___ INFORMATION SUPPLIED ___

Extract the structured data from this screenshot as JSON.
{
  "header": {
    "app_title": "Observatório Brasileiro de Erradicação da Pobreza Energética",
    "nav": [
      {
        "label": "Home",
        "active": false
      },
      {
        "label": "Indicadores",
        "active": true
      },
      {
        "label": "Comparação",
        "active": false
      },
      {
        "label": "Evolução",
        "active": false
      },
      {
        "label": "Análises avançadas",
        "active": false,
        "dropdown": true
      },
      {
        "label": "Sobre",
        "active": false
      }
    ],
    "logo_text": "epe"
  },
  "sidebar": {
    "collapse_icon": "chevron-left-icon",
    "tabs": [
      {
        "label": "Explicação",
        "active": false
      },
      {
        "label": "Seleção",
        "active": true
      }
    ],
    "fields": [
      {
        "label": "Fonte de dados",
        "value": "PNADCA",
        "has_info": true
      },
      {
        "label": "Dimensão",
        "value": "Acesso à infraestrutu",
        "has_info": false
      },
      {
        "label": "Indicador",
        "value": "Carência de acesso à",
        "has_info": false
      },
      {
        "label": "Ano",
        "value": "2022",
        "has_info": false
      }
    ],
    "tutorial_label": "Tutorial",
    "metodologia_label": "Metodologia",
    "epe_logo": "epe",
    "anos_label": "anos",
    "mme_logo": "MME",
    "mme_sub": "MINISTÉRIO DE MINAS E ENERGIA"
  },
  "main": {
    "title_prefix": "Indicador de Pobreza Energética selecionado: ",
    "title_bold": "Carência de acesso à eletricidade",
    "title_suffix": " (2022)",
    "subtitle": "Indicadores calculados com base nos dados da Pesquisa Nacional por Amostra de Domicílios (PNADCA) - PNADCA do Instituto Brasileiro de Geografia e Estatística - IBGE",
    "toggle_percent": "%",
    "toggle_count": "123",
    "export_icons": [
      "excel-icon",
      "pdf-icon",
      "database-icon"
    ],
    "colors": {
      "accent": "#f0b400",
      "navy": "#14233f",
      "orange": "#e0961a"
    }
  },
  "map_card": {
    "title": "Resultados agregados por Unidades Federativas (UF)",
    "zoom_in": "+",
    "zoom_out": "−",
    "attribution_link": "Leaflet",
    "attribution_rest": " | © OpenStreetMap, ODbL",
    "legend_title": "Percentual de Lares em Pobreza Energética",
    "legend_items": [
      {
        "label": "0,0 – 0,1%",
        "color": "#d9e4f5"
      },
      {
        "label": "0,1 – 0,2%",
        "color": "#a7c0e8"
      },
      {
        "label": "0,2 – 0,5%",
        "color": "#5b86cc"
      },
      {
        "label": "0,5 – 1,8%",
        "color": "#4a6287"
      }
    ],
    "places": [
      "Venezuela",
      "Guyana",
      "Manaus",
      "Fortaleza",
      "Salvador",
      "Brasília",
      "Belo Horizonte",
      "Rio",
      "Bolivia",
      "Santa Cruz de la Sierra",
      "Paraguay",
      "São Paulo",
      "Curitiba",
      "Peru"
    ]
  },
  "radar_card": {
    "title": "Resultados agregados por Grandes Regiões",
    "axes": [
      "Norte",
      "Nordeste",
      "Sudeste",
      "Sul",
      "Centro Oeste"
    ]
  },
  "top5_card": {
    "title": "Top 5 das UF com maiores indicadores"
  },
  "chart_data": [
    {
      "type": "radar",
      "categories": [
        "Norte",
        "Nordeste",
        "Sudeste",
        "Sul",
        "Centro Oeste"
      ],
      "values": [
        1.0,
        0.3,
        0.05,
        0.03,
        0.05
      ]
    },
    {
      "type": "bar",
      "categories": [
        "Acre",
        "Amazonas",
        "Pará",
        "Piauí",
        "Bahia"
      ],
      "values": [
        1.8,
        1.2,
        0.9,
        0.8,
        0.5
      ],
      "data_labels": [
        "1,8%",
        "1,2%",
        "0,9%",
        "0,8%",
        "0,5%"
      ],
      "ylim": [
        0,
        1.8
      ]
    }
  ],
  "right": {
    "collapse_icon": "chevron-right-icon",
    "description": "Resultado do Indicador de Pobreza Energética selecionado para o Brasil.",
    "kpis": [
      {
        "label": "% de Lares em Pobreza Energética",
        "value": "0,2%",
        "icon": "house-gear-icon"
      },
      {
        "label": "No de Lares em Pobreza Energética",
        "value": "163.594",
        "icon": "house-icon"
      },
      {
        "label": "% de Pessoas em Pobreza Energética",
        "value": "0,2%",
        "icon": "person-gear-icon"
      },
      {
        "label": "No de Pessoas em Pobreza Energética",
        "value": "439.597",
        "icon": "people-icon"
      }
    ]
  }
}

___

■ THE TASK ■
Scan the lines for the string "true". Pick out every line that has it.

■ SOLUTION FOR THIS PROBLEM ■
        "active": true
        "dropdown": true
        "active": true
        "has_info": true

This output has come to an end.